» **Dataset entries**:
>> Start

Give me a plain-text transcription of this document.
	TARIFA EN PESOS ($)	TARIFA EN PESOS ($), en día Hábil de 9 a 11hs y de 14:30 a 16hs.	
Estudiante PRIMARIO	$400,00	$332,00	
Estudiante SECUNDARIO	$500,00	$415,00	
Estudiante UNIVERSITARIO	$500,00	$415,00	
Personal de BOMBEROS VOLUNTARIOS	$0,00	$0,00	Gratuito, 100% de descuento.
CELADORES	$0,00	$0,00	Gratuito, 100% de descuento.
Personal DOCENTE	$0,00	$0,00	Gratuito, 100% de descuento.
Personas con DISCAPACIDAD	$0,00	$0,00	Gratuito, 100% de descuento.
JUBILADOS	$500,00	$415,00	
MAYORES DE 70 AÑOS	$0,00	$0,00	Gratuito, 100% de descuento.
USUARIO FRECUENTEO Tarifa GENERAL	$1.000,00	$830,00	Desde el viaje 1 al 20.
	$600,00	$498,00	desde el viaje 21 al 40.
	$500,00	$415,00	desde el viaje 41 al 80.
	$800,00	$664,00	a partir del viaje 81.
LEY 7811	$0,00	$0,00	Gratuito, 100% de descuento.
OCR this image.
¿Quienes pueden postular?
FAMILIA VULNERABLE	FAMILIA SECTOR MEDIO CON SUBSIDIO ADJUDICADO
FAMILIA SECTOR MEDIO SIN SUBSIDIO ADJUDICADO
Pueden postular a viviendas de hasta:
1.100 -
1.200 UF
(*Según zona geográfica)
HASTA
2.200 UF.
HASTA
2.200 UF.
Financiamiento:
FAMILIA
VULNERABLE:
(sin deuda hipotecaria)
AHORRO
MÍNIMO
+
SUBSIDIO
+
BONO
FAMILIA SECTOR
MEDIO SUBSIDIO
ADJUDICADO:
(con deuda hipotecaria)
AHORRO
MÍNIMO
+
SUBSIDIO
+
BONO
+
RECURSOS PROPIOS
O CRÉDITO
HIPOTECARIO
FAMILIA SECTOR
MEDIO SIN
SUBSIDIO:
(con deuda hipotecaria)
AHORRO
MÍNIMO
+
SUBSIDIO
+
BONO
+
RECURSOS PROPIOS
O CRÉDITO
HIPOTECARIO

>> End

» **AIM**:
Scan the lines for the string "this". Copy out each line that matches.

» **SOLVED PROBLEM**:
Give me a plain-text transcription of this document.
OCR this image.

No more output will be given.